Tally the lines in the following entries that include the word "kokonaisuus"; state only the total.

-- begin ENTRIES PROVIDED --

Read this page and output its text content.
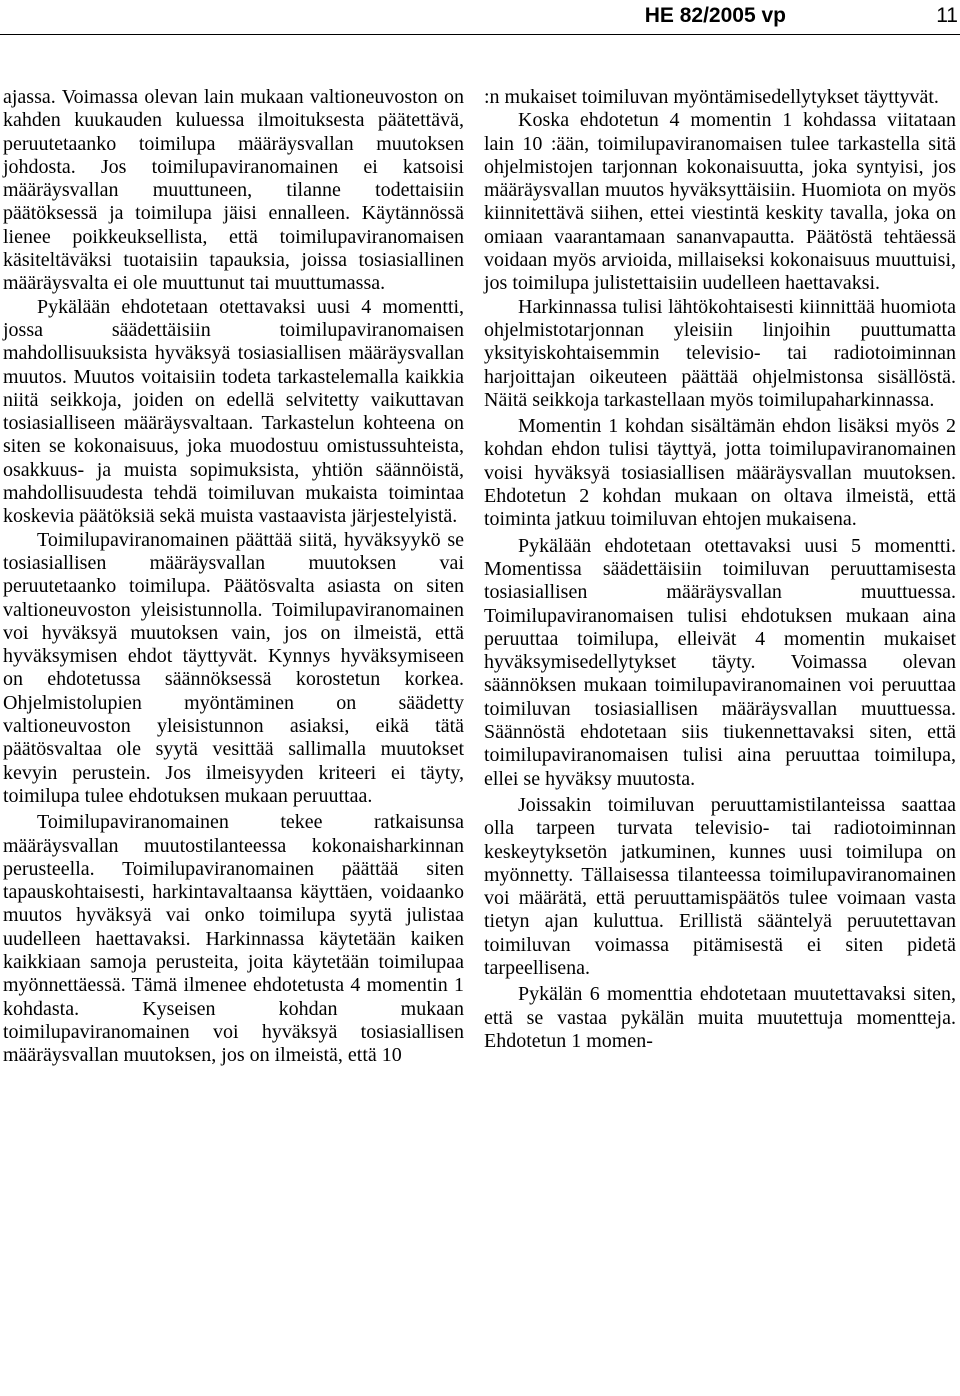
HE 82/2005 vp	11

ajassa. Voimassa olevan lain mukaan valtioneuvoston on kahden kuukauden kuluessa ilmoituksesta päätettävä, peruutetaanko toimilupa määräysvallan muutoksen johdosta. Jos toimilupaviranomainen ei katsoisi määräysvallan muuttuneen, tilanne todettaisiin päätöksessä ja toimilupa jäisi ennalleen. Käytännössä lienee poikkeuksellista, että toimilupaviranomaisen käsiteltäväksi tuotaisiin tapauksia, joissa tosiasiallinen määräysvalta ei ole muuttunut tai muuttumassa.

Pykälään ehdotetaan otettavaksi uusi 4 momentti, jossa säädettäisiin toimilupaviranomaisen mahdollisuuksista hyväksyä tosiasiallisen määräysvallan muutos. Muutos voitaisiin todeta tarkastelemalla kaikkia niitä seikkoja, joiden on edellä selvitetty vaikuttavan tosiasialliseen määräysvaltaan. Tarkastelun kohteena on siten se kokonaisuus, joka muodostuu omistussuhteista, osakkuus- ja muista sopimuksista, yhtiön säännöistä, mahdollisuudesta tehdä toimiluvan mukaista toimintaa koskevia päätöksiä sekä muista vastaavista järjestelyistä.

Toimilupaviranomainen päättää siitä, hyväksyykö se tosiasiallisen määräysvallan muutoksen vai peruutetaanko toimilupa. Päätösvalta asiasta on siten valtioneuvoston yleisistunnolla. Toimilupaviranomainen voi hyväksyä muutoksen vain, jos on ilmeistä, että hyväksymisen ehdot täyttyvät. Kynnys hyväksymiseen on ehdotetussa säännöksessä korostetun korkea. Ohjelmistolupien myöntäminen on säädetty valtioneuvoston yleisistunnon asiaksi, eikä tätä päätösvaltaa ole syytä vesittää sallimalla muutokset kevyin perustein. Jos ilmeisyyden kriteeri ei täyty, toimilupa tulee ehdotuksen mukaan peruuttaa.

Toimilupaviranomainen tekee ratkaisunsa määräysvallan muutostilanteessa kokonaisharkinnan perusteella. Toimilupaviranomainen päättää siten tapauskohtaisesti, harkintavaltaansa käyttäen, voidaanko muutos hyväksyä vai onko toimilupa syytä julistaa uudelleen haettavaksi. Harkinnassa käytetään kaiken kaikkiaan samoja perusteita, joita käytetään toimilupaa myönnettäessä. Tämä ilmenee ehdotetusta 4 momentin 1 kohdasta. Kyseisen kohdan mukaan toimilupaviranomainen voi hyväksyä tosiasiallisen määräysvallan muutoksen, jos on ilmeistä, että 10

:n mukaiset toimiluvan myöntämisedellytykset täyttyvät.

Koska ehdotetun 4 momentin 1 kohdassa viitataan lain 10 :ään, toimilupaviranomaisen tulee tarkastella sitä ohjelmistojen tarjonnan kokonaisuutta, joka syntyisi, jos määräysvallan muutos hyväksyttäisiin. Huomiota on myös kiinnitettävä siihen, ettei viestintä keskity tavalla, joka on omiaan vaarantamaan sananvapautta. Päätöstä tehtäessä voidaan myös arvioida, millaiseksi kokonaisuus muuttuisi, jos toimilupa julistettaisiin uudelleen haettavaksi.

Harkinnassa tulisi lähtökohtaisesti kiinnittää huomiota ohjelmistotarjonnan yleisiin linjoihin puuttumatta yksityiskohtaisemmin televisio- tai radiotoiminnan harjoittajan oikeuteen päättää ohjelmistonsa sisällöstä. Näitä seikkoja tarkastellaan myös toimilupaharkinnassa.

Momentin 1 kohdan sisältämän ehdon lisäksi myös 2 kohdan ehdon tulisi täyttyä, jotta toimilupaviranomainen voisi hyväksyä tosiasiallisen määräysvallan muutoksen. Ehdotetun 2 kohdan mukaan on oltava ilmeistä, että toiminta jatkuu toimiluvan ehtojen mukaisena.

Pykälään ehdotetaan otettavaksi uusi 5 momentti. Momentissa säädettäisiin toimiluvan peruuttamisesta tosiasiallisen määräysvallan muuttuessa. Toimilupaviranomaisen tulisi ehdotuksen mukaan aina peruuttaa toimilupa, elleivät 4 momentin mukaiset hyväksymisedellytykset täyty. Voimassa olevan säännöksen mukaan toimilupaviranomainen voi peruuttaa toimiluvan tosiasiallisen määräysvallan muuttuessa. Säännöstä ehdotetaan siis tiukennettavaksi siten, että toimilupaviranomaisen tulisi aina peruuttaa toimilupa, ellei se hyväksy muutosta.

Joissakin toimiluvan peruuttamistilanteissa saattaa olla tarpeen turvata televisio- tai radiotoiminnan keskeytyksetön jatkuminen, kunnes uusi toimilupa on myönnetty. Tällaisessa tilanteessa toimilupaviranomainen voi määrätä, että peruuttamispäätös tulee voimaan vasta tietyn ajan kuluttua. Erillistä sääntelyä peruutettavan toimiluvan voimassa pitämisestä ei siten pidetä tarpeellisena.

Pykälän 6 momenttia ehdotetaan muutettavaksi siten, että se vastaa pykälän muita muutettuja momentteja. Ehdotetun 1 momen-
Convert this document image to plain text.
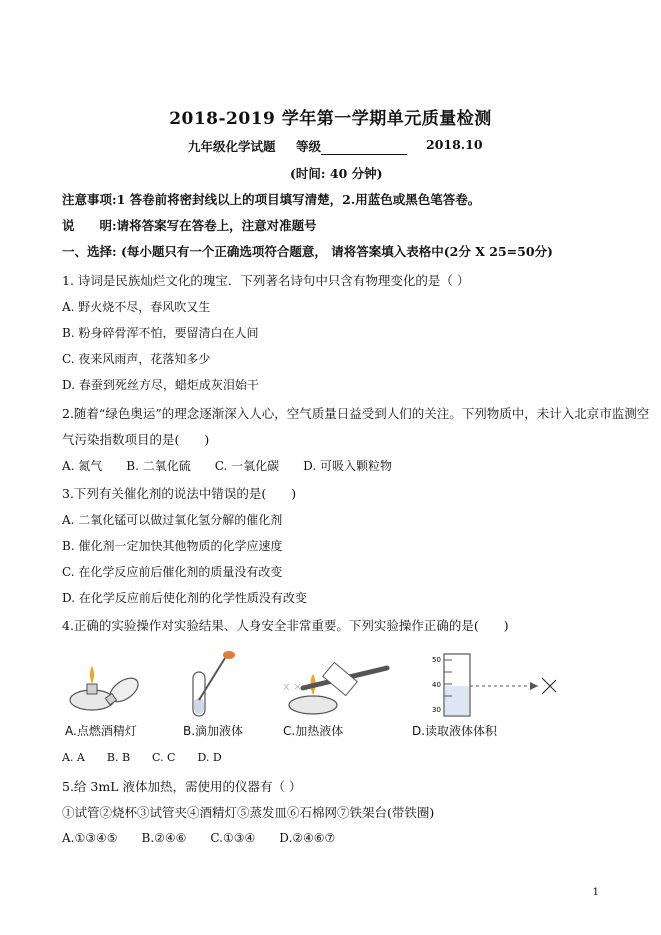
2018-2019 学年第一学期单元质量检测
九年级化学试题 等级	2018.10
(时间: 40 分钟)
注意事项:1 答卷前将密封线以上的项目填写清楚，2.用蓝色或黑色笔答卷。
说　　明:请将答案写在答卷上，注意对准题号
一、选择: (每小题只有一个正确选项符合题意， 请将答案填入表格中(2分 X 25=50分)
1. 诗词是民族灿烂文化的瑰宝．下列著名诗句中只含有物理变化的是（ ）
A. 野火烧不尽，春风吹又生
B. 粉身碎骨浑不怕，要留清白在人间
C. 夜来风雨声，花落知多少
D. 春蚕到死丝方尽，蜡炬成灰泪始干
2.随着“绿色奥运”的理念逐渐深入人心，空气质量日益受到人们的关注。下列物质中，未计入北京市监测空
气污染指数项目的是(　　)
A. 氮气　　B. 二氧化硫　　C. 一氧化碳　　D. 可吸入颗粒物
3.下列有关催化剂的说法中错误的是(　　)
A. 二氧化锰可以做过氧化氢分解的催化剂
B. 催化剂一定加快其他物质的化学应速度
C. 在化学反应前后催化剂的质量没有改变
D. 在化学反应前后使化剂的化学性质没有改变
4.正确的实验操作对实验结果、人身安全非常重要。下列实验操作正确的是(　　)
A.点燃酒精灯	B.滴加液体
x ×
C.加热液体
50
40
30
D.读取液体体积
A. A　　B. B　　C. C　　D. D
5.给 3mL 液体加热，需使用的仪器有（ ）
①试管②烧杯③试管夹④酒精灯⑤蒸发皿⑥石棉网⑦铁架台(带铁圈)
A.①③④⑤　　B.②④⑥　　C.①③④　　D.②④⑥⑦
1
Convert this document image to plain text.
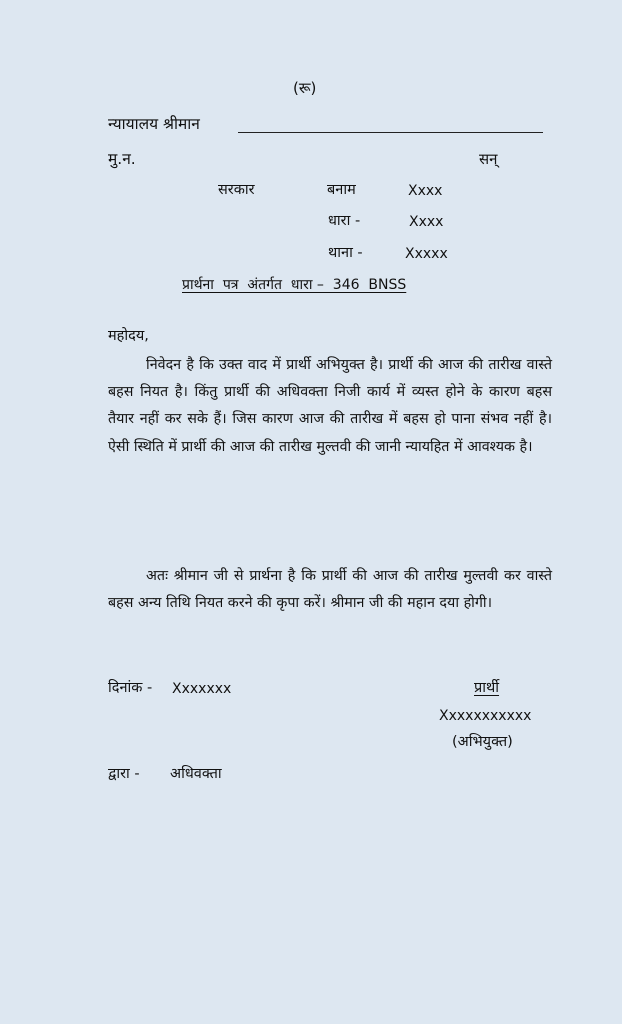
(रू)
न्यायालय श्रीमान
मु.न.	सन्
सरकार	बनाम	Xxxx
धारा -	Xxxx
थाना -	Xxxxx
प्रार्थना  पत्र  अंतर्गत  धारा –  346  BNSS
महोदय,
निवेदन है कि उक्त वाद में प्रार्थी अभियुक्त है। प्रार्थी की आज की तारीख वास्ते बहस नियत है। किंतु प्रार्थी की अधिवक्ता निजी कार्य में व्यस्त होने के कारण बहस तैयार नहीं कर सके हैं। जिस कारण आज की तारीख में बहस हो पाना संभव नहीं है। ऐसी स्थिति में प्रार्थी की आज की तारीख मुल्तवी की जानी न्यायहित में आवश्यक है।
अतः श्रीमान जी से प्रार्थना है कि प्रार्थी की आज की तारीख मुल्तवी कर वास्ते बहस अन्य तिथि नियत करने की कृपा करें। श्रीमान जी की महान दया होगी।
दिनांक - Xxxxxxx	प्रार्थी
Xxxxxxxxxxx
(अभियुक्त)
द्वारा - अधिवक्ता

-- end ENTRIES PROVIDED --

» ANSWER TO THE TASK: 2